## To do
Return all of the entries exactly as written.

>> Start

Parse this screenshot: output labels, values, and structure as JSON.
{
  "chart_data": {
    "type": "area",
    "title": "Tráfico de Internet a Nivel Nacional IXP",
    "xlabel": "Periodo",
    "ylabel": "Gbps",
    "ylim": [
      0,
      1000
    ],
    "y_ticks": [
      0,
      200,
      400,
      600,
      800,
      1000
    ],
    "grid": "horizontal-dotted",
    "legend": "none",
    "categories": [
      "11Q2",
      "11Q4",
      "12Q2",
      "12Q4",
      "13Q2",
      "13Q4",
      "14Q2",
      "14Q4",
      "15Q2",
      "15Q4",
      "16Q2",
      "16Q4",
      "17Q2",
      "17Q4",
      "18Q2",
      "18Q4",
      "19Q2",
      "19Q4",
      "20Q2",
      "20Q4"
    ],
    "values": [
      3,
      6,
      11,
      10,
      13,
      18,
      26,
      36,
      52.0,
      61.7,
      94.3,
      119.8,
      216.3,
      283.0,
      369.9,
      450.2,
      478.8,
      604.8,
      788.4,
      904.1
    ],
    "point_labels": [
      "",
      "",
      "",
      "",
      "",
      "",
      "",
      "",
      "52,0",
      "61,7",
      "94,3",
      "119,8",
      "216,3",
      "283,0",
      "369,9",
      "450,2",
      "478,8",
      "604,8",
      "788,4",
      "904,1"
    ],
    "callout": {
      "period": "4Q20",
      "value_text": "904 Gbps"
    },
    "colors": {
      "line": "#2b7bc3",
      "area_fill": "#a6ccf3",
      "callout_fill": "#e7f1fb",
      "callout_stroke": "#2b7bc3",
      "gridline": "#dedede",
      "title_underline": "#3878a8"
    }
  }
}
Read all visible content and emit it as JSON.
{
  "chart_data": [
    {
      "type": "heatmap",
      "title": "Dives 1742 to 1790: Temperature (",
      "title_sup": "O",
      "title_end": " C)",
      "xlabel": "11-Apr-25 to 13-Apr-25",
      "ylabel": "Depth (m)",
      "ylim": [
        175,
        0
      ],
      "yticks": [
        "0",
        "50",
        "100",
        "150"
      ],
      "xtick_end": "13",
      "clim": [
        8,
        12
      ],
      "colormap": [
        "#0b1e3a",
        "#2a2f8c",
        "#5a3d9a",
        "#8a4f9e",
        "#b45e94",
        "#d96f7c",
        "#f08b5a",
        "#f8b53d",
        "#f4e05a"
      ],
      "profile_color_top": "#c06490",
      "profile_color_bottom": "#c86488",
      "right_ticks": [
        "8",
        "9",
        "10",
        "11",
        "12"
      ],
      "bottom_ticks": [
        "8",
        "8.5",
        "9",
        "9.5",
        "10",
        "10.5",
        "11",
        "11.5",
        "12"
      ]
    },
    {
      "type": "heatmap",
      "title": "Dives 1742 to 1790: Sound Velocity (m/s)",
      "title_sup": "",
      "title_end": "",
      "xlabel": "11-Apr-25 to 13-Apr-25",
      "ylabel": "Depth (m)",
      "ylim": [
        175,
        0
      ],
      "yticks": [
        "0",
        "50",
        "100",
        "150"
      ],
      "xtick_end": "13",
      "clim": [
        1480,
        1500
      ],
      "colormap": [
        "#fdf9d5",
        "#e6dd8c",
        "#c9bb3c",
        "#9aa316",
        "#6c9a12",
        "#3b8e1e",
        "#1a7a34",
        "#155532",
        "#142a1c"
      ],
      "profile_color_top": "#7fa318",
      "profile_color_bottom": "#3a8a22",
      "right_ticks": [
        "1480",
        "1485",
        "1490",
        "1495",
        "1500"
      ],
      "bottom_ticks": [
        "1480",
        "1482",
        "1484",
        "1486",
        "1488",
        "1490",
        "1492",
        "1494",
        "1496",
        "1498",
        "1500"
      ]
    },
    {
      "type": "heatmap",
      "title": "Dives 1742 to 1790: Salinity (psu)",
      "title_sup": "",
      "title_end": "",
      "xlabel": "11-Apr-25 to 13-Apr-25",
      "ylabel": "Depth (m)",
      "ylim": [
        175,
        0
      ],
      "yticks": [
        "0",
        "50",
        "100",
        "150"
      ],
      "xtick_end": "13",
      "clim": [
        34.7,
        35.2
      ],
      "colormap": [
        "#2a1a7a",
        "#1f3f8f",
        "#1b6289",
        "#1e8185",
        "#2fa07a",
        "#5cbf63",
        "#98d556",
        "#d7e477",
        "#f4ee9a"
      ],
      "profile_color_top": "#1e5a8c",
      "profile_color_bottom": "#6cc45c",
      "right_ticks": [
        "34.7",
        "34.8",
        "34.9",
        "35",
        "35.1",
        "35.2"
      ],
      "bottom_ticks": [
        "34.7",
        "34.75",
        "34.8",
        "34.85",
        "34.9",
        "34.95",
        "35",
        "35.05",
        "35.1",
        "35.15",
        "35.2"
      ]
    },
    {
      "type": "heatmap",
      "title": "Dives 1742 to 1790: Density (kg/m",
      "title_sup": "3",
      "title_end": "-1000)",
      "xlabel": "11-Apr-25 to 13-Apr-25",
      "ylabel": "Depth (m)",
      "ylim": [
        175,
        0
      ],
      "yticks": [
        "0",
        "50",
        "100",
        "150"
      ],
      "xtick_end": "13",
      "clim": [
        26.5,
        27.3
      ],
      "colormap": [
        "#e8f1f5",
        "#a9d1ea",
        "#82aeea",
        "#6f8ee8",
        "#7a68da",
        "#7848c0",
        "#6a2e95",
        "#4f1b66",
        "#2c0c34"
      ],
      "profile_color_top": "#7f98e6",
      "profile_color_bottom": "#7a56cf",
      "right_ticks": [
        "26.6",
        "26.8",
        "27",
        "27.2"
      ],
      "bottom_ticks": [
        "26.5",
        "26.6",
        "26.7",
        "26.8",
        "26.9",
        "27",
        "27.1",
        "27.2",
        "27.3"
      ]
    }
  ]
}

>> End

## Result of the task
Parse this screenshot: output labels, values, and structure as JSON.
{
  "chart_data": {
    "type": "area",
    "title": "Tráfico de Internet a Nivel Nacional IXP",
    "xlabel": "Periodo",
    "ylabel": "Gbps",
    "ylim": [
      0,
      1000
    ],
    "y_ticks": [
      0,
      200,
      400,
      600,
      800,
      1000
    ],
    "grid": "horizontal-dotted",
    "legend": "none",
    "categories": [
      "11Q2",
      "11Q4",
      "12Q2",
      "12Q4",
      "13Q2",
      "13Q4",
      "14Q2",
      "14Q4",
      "15Q2",
      "15Q4",
      "16Q2",
      "16Q4",
      "17Q2",
      "17Q4",
      "18Q2",
      "18Q4",
      "19Q2",
      "19Q4",
      "20Q2",
      "20Q4"
    ],
    "values": [
      3,
      6,
      11,
      10,
      13,
      18,
      26,
      36,
      52.0,
      61.7,
      94.3,
      119.8,
      216.3,
      283.0,
      369.9,
      450.2,
      478.8,
      604.8,
      788.4,
      904.1
    ],
    "point_labels": [
      "",
      "",
      "",
      "",
      "",
      "",
      "",
      "",
      "52,0",
      "61,7",
      "94,3",
      "119,8",
      "216,3",
      "283,0",
      "369,9",
      "450,2",
      "478,8",
      "604,8",
      "788,4",
      "904,1"
    ],
    "callout": {
      "period": "4Q20",
      "value_text": "904 Gbps"
    },
    "colors": {
      "line": "#2b7bc3",
      "area_fill": "#a6ccf3",
      "callout_fill": "#e7f1fb",
      "callout_stroke": "#2b7bc3",
      "gridline": "#dedede",
      "title_underline": "#3878a8"
    }
  }
}
Read all visible content and emit it as JSON.
{
  "chart_data": [
    {
      "type": "heatmap",
      "title": "Dives 1742 to 1790: Temperature (",
      "title_sup": "O",
      "title_end": " C)",
      "xlabel": "11-Apr-25 to 13-Apr-25",
      "ylabel": "Depth (m)",
      "ylim": [
        175,
        0
      ],
      "yticks": [
        "0",
        "50",
        "100",
        "150"
      ],
      "xtick_end": "13",
      "clim": [
        8,
        12
      ],
      "colormap": [
        "#0b1e3a",
        "#2a2f8c",
        "#5a3d9a",
        "#8a4f9e",
        "#b45e94",
        "#d96f7c",
        "#f08b5a",
        "#f8b53d",
        "#f4e05a"
      ],
      "profile_color_top": "#c06490",
      "profile_color_bottom": "#c86488",
      "right_ticks": [
        "8",
        "9",
        "10",
        "11",
        "12"
      ],
      "bottom_ticks": [
        "8",
        "8.5",
        "9",
        "9.5",
        "10",
        "10.5",
        "11",
        "11.5",
        "12"
      ]
    },
    {
      "type": "heatmap",
      "title": "Dives 1742 to 1790: Sound Velocity (m/s)",
      "title_sup": "",
      "title_end": "",
      "xlabel": "11-Apr-25 to 13-Apr-25",
      "ylabel": "Depth (m)",
      "ylim": [
        175,
        0
      ],
      "yticks": [
        "0",
        "50",
        "100",
        "150"
      ],
      "xtick_end": "13",
      "clim": [
        1480,
        1500
      ],
      "colormap": [
        "#fdf9d5",
        "#e6dd8c",
        "#c9bb3c",
        "#9aa316",
        "#6c9a12",
        "#3b8e1e",
        "#1a7a34",
        "#155532",
        "#142a1c"
      ],
      "profile_color_top": "#7fa318",
      "profile_color_bottom": "#3a8a22",
      "right_ticks": [
        "1480",
        "1485",
        "1490",
        "1495",
        "1500"
      ],
      "bottom_ticks": [
        "1480",
        "1482",
        "1484",
        "1486",
        "1488",
        "1490",
        "1492",
        "1494",
        "1496",
        "1498",
        "1500"
      ]
    },
    {
      "type": "heatmap",
      "title": "Dives 1742 to 1790: Salinity (psu)",
      "title_sup": "",
      "title_end": "",
      "xlabel": "11-Apr-25 to 13-Apr-25",
      "ylabel": "Depth (m)",
      "ylim": [
        175,
        0
      ],
      "yticks": [
        "0",
        "50",
        "100",
        "150"
      ],
      "xtick_end": "13",
      "clim": [
        34.7,
        35.2
      ],
      "colormap": [
        "#2a1a7a",
        "#1f3f8f",
        "#1b6289",
        "#1e8185",
        "#2fa07a",
        "#5cbf63",
        "#98d556",
        "#d7e477",
        "#f4ee9a"
      ],
      "profile_color_top": "#1e5a8c",
      "profile_color_bottom": "#6cc45c",
      "right_ticks": [
        "34.7",
        "34.8",
        "34.9",
        "35",
        "35.1",
        "35.2"
      ],
      "bottom_ticks": [
        "34.7",
        "34.75",
        "34.8",
        "34.85",
        "34.9",
        "34.95",
        "35",
        "35.05",
        "35.1",
        "35.15",
        "35.2"
      ]
    },
    {
      "type": "heatmap",
      "title": "Dives 1742 to 1790: Density (kg/m",
      "title_sup": "3",
      "title_end": "-1000)",
      "xlabel": "11-Apr-25 to 13-Apr-25",
      "ylabel": "Depth (m)",
      "ylim": [
        175,
        0
      ],
      "yticks": [
        "0",
        "50",
        "100",
        "150"
      ],
      "xtick_end": "13",
      "clim": [
        26.5,
        27.3
      ],
      "colormap": [
        "#e8f1f5",
        "#a9d1ea",
        "#82aeea",
        "#6f8ee8",
        "#7a68da",
        "#7848c0",
        "#6a2e95",
        "#4f1b66",
        "#2c0c34"
      ],
      "profile_color_top": "#7f98e6",
      "profile_color_bottom": "#7a56cf",
      "right_ticks": [
        "26.6",
        "26.8",
        "27",
        "27.2"
      ],
      "bottom_ticks": [
        "26.5",
        "26.6",
        "26.7",
        "26.8",
        "26.9",
        "27",
        "27.1",
        "27.2",
        "27.3"
      ]
    }
  ]
}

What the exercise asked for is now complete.